*** Data shown

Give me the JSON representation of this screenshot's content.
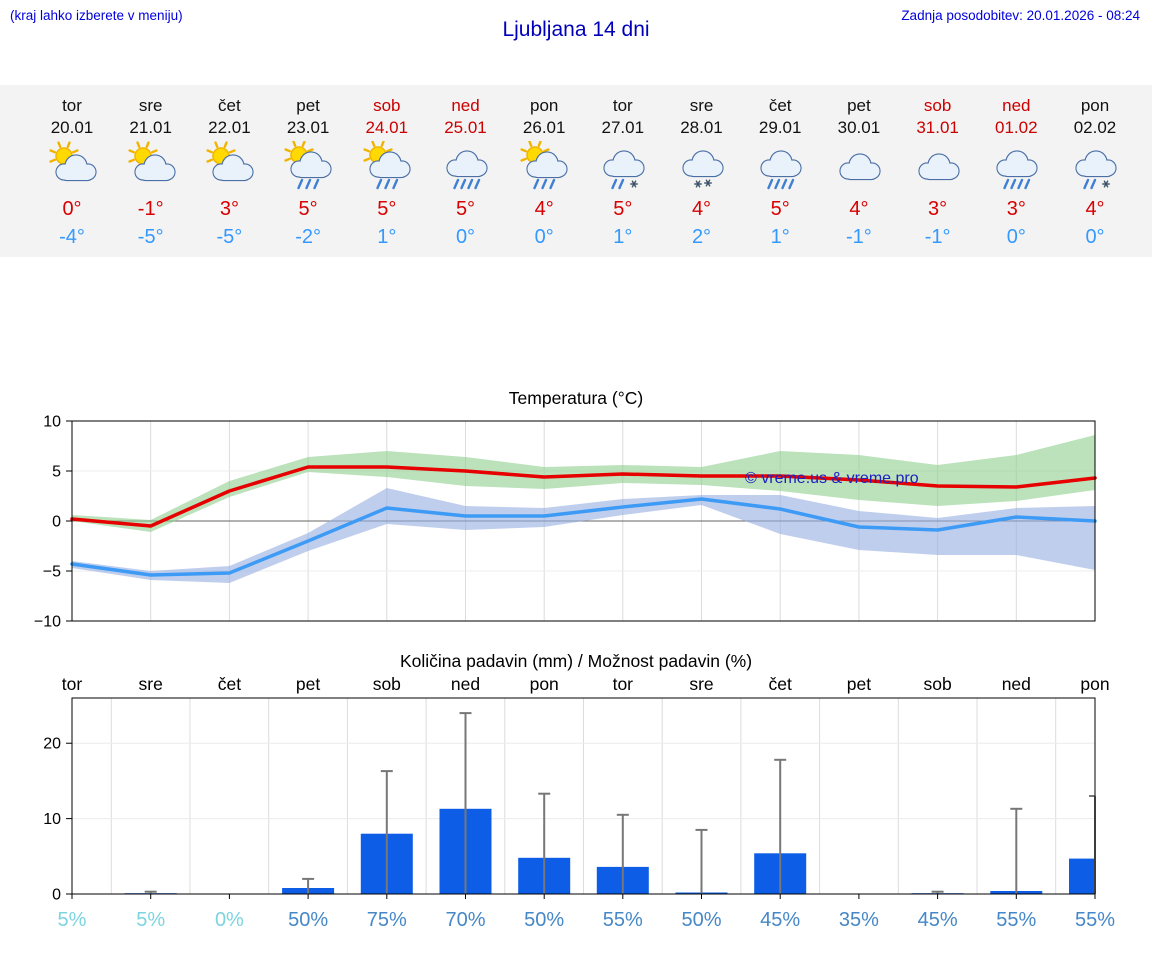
{
  "header": {
    "menu_hint": "(kraj lahko izberete v meniju)",
    "title": "Ljubljana 14 dni",
    "last_update": "Zadnja posodobitev: 20.01.2026 - 08:24"
  },
  "colors": {
    "link_blue": "#0000dd",
    "title_blue": "#0000bb",
    "weekend_red": "#cc0000",
    "temp_high_red": "#d80000",
    "temp_low_blue": "#3399ff",
    "bar_blue": "#0d5de6",
    "whisker_gray": "#777777",
    "percent_muted": "#7dd4e0",
    "percent_normal": "#4587c7",
    "watermark_blue": "#2020c0",
    "strip_background": "#f3f3f3"
  },
  "days": [
    {
      "name": "tor",
      "date": "20.01",
      "weekend": false,
      "icon": "sun-cloud",
      "high": "0°",
      "low": "-4°"
    },
    {
      "name": "sre",
      "date": "21.01",
      "weekend": false,
      "icon": "sun-cloud",
      "high": "-1°",
      "low": "-5°"
    },
    {
      "name": "čet",
      "date": "22.01",
      "weekend": false,
      "icon": "sun-cloud",
      "high": "3°",
      "low": "-5°"
    },
    {
      "name": "pet",
      "date": "23.01",
      "weekend": false,
      "icon": "sun-cloud-rain",
      "high": "5°",
      "low": "-2°"
    },
    {
      "name": "sob",
      "date": "24.01",
      "weekend": true,
      "icon": "sun-cloud-rain",
      "high": "5°",
      "low": "1°"
    },
    {
      "name": "ned",
      "date": "25.01",
      "weekend": true,
      "icon": "cloud-rain",
      "high": "5°",
      "low": "0°"
    },
    {
      "name": "pon",
      "date": "26.01",
      "weekend": false,
      "icon": "sun-cloud-rain",
      "high": "4°",
      "low": "0°"
    },
    {
      "name": "tor",
      "date": "27.01",
      "weekend": false,
      "icon": "cloud-rain-snow",
      "high": "5°",
      "low": "1°"
    },
    {
      "name": "sre",
      "date": "28.01",
      "weekend": false,
      "icon": "cloud-snow",
      "high": "4°",
      "low": "2°"
    },
    {
      "name": "čet",
      "date": "29.01",
      "weekend": false,
      "icon": "cloud-rain",
      "high": "5°",
      "low": "1°"
    },
    {
      "name": "pet",
      "date": "30.01",
      "weekend": false,
      "icon": "cloud",
      "high": "4°",
      "low": "-1°"
    },
    {
      "name": "sob",
      "date": "31.01",
      "weekend": true,
      "icon": "cloud",
      "high": "3°",
      "low": "-1°"
    },
    {
      "name": "ned",
      "date": "01.02",
      "weekend": true,
      "icon": "cloud-rain",
      "high": "3°",
      "low": "0°"
    },
    {
      "name": "pon",
      "date": "02.02",
      "weekend": false,
      "icon": "cloud-rain-snow",
      "high": "4°",
      "low": "0°"
    }
  ],
  "chart_data": [
    {
      "type": "line",
      "title": "Temperatura (°C)",
      "x_count": 14,
      "ylim": [
        -10,
        10
      ],
      "yticks": [
        10,
        5,
        0,
        -5,
        -10
      ],
      "grid": true,
      "watermark": "© vreme.us & vreme.pro",
      "series": [
        {
          "name": "max-temperature",
          "color": "#e60000",
          "band_color": "#8ecf8e",
          "values": [
            0.2,
            -0.5,
            3.0,
            5.4,
            5.4,
            5.0,
            4.4,
            4.7,
            4.5,
            4.5,
            4.1,
            3.5,
            3.4,
            4.3
          ],
          "band_upper": [
            0.6,
            0.1,
            4.0,
            6.4,
            7.0,
            6.4,
            5.4,
            5.6,
            5.4,
            7.0,
            6.6,
            5.6,
            6.6,
            8.6
          ],
          "band_lower": [
            0.0,
            -1.1,
            2.4,
            4.9,
            4.4,
            3.5,
            3.2,
            3.8,
            3.6,
            3.0,
            2.1,
            1.5,
            2.0,
            3.1
          ]
        },
        {
          "name": "min-temperature",
          "color": "#3d9bf5",
          "band_color": "#96aee3",
          "values": [
            -4.3,
            -5.4,
            -5.2,
            -2.0,
            1.3,
            0.5,
            0.5,
            1.4,
            2.2,
            1.2,
            -0.6,
            -0.9,
            0.4,
            0.0
          ],
          "band_upper": [
            -4.0,
            -5.0,
            -4.5,
            -1.2,
            3.3,
            1.5,
            1.3,
            2.2,
            2.6,
            2.6,
            1.0,
            0.3,
            1.3,
            1.5
          ],
          "band_lower": [
            -4.7,
            -5.9,
            -6.2,
            -3.0,
            -0.3,
            -0.9,
            -0.6,
            0.6,
            1.6,
            -1.3,
            -2.9,
            -3.4,
            -3.4,
            -4.9
          ]
        }
      ]
    },
    {
      "type": "bar",
      "title": "Količina padavin (mm) / Možnost padavin (%)",
      "categories": [
        "tor",
        "sre",
        "čet",
        "pet",
        "sob",
        "ned",
        "pon",
        "tor",
        "sre",
        "čet",
        "pet",
        "sob",
        "ned",
        "pon"
      ],
      "ylim": [
        0,
        26
      ],
      "yticks": [
        0,
        10,
        20
      ],
      "values": [
        0,
        0.1,
        0,
        0.8,
        8.0,
        11.3,
        4.8,
        3.6,
        0.2,
        5.4,
        0,
        0.1,
        0.4,
        4.7
      ],
      "whisker_max": [
        0,
        0.3,
        0,
        2.0,
        16.3,
        24.0,
        13.3,
        10.5,
        8.5,
        17.8,
        0,
        0.3,
        11.3,
        13.0
      ],
      "percentages": [
        {
          "label": "5%",
          "muted": true
        },
        {
          "label": "5%",
          "muted": true
        },
        {
          "label": "0%",
          "muted": true
        },
        {
          "label": "50%",
          "muted": false
        },
        {
          "label": "75%",
          "muted": false
        },
        {
          "label": "70%",
          "muted": false
        },
        {
          "label": "50%",
          "muted": false
        },
        {
          "label": "55%",
          "muted": false
        },
        {
          "label": "50%",
          "muted": false
        },
        {
          "label": "45%",
          "muted": false
        },
        {
          "label": "35%",
          "muted": false
        },
        {
          "label": "45%",
          "muted": false
        },
        {
          "label": "55%",
          "muted": false
        },
        {
          "label": "55%",
          "muted": false
        }
      ]
    }
  ]
}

******

# Stated goal
Each record should be quoted exactly, with the images omitted.

# Solution for this task
Give me the JSON representation of this screenshot's content.
{
  "header": {
    "menu_hint": "(kraj lahko izberete v meniju)",
    "title": "Ljubljana 14 dni",
    "last_update": "Zadnja posodobitev: 20.01.2026 - 08:24"
  },
  "colors": {
    "link_blue": "#0000dd",
    "title_blue": "#0000bb",
    "weekend_red": "#cc0000",
    "temp_high_red": "#d80000",
    "temp_low_blue": "#3399ff",
    "bar_blue": "#0d5de6",
    "whisker_gray": "#777777",
    "percent_muted": "#7dd4e0",
    "percent_normal": "#4587c7",
    "watermark_blue": "#2020c0",
    "strip_background": "#f3f3f3"
  },
  "days": [
    {
      "name": "tor",
      "date": "20.01",
      "weekend": false,
      "icon": "sun-cloud",
      "high": "0°",
      "low": "-4°"
    },
    {
      "name": "sre",
      "date": "21.01",
      "weekend": false,
      "icon": "sun-cloud",
      "high": "-1°",
      "low": "-5°"
    },
    {
      "name": "čet",
      "date": "22.01",
      "weekend": false,
      "icon": "sun-cloud",
      "high": "3°",
      "low": "-5°"
    },
    {
      "name": "pet",
      "date": "23.01",
      "weekend": false,
      "icon": "sun-cloud-rain",
      "high": "5°",
      "low": "-2°"
    },
    {
      "name": "sob",
      "date": "24.01",
      "weekend": true,
      "icon": "sun-cloud-rain",
      "high": "5°",
      "low": "1°"
    },
    {
      "name": "ned",
      "date": "25.01",
      "weekend": true,
      "icon": "cloud-rain",
      "high": "5°",
      "low": "0°"
    },
    {
      "name": "pon",
      "date": "26.01",
      "weekend": false,
      "icon": "sun-cloud-rain",
      "high": "4°",
      "low": "0°"
    },
    {
      "name": "tor",
      "date": "27.01",
      "weekend": false,
      "icon": "cloud-rain-snow",
      "high": "5°",
      "low": "1°"
    },
    {
      "name": "sre",
      "date": "28.01",
      "weekend": false,
      "icon": "cloud-snow",
      "high": "4°",
      "low": "2°"
    },
    {
      "name": "čet",
      "date": "29.01",
      "weekend": false,
      "icon": "cloud-rain",
      "high": "5°",
      "low": "1°"
    },
    {
      "name": "pet",
      "date": "30.01",
      "weekend": false,
      "icon": "cloud",
      "high": "4°",
      "low": "-1°"
    },
    {
      "name": "sob",
      "date": "31.01",
      "weekend": true,
      "icon": "cloud",
      "high": "3°",
      "low": "-1°"
    },
    {
      "name": "ned",
      "date": "01.02",
      "weekend": true,
      "icon": "cloud-rain",
      "high": "3°",
      "low": "0°"
    },
    {
      "name": "pon",
      "date": "02.02",
      "weekend": false,
      "icon": "cloud-rain-snow",
      "high": "4°",
      "low": "0°"
    }
  ],
  "chart_data": [
    {
      "type": "line",
      "title": "Temperatura (°C)",
      "x_count": 14,
      "ylim": [
        -10,
        10
      ],
      "yticks": [
        10,
        5,
        0,
        -5,
        -10
      ],
      "grid": true,
      "watermark": "© vreme.us & vreme.pro",
      "series": [
        {
          "name": "max-temperature",
          "color": "#e60000",
          "band_color": "#8ecf8e",
          "values": [
            0.2,
            -0.5,
            3.0,
            5.4,
            5.4,
            5.0,
            4.4,
            4.7,
            4.5,
            4.5,
            4.1,
            3.5,
            3.4,
            4.3
          ],
          "band_upper": [
            0.6,
            0.1,
            4.0,
            6.4,
            7.0,
            6.4,
            5.4,
            5.6,
            5.4,
            7.0,
            6.6,
            5.6,
            6.6,
            8.6
          ],
          "band_lower": [
            0.0,
            -1.1,
            2.4,
            4.9,
            4.4,
            3.5,
            3.2,
            3.8,
            3.6,
            3.0,
            2.1,
            1.5,
            2.0,
            3.1
          ]
        },
        {
          "name": "min-temperature",
          "color": "#3d9bf5",
          "band_color": "#96aee3",
          "values": [
            -4.3,
            -5.4,
            -5.2,
            -2.0,
            1.3,
            0.5,
            0.5,
            1.4,
            2.2,
            1.2,
            -0.6,
            -0.9,
            0.4,
            0.0
          ],
          "band_upper": [
            -4.0,
            -5.0,
            -4.5,
            -1.2,
            3.3,
            1.5,
            1.3,
            2.2,
            2.6,
            2.6,
            1.0,
            0.3,
            1.3,
            1.5
          ],
          "band_lower": [
            -4.7,
            -5.9,
            -6.2,
            -3.0,
            -0.3,
            -0.9,
            -0.6,
            0.6,
            1.6,
            -1.3,
            -2.9,
            -3.4,
            -3.4,
            -4.9
          ]
        }
      ]
    },
    {
      "type": "bar",
      "title": "Količina padavin (mm) / Možnost padavin (%)",
      "categories": [
        "tor",
        "sre",
        "čet",
        "pet",
        "sob",
        "ned",
        "pon",
        "tor",
        "sre",
        "čet",
        "pet",
        "sob",
        "ned",
        "pon"
      ],
      "ylim": [
        0,
        26
      ],
      "yticks": [
        0,
        10,
        20
      ],
      "values": [
        0,
        0.1,
        0,
        0.8,
        8.0,
        11.3,
        4.8,
        3.6,
        0.2,
        5.4,
        0,
        0.1,
        0.4,
        4.7
      ],
      "whisker_max": [
        0,
        0.3,
        0,
        2.0,
        16.3,
        24.0,
        13.3,
        10.5,
        8.5,
        17.8,
        0,
        0.3,
        11.3,
        13.0
      ],
      "percentages": [
        {
          "label": "5%",
          "muted": true
        },
        {
          "label": "5%",
          "muted": true
        },
        {
          "label": "0%",
          "muted": true
        },
        {
          "label": "50%",
          "muted": false
        },
        {
          "label": "75%",
          "muted": false
        },
        {
          "label": "70%",
          "muted": false
        },
        {
          "label": "50%",
          "muted": false
        },
        {
          "label": "55%",
          "muted": false
        },
        {
          "label": "50%",
          "muted": false
        },
        {
          "label": "45%",
          "muted": false
        },
        {
          "label": "35%",
          "muted": false
        },
        {
          "label": "45%",
          "muted": false
        },
        {
          "label": "55%",
          "muted": false
        },
        {
          "label": "55%",
          "muted": false
        }
      ]
    }
  ]
}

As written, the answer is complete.